=== What the exercise asks ===
Leaving out every picture, quote the data below exactly as it appears.

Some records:

──────────────────────────────

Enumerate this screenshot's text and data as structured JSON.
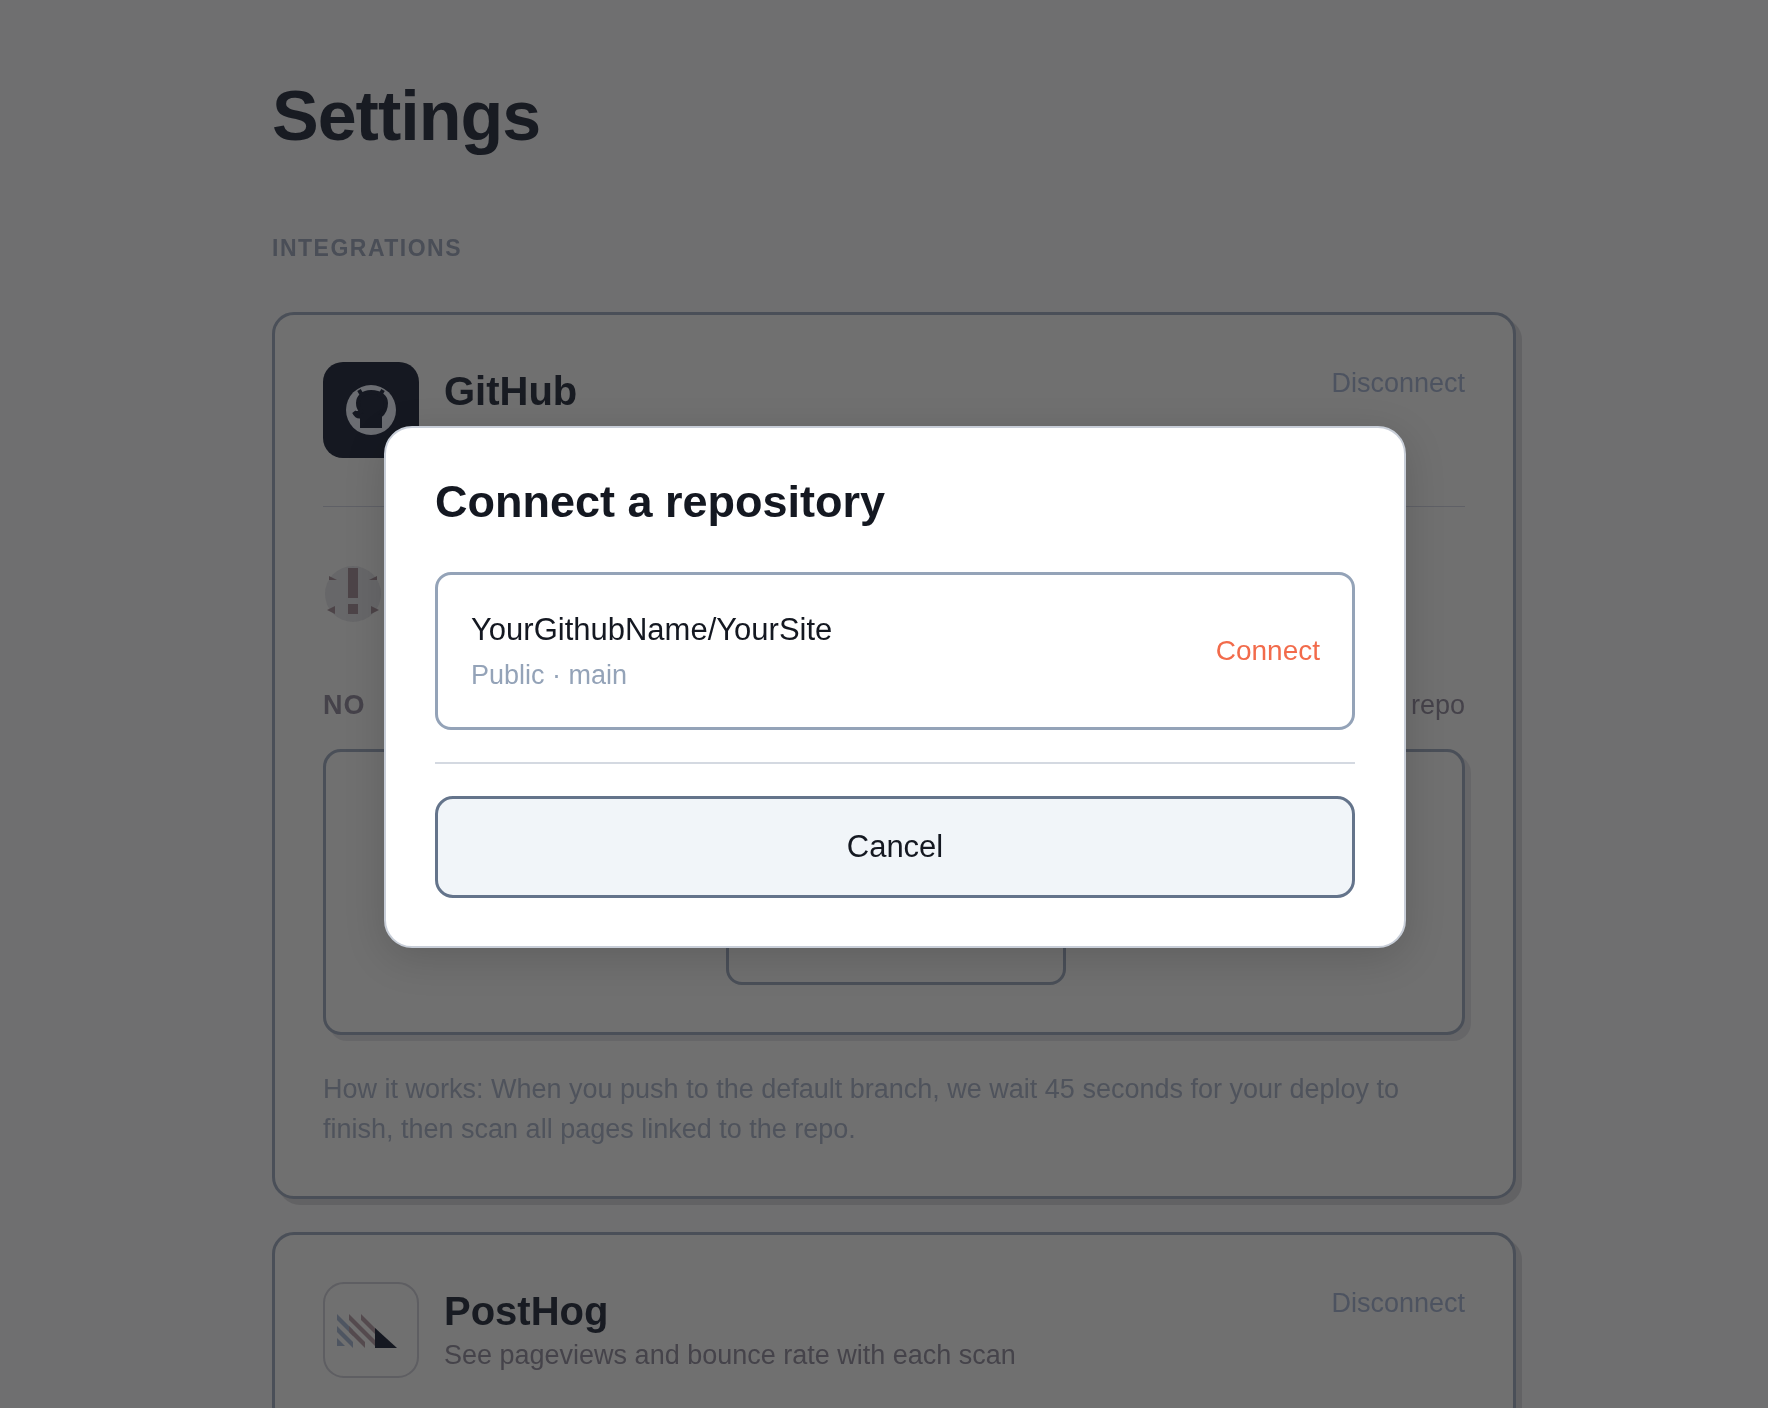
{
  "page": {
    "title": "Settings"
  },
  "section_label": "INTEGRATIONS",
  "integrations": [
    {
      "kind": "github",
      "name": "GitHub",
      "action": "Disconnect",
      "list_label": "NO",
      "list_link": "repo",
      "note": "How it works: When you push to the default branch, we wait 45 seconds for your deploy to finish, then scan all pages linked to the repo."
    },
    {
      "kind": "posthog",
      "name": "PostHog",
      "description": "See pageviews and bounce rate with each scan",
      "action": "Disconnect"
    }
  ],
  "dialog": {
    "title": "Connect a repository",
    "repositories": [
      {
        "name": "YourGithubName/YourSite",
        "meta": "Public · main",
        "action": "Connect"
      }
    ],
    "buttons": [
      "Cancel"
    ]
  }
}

──────────────────────────────

=== Task result ===
Enumerate this screenshot's text and data as structured JSON.
{
  "page": {
    "title": "Settings"
  },
  "section_label": "INTEGRATIONS",
  "integrations": [
    {
      "kind": "github",
      "name": "GitHub",
      "action": "Disconnect",
      "list_label": "NO",
      "list_link": "repo",
      "note": "How it works: When you push to the default branch, we wait 45 seconds for your deploy to finish, then scan all pages linked to the repo."
    },
    {
      "kind": "posthog",
      "name": "PostHog",
      "description": "See pageviews and bounce rate with each scan",
      "action": "Disconnect"
    }
  ],
  "dialog": {
    "title": "Connect a repository",
    "repositories": [
      {
        "name": "YourGithubName/YourSite",
        "meta": "Public · main",
        "action": "Connect"
      }
    ],
    "buttons": [
      "Cancel"
    ]
  }
}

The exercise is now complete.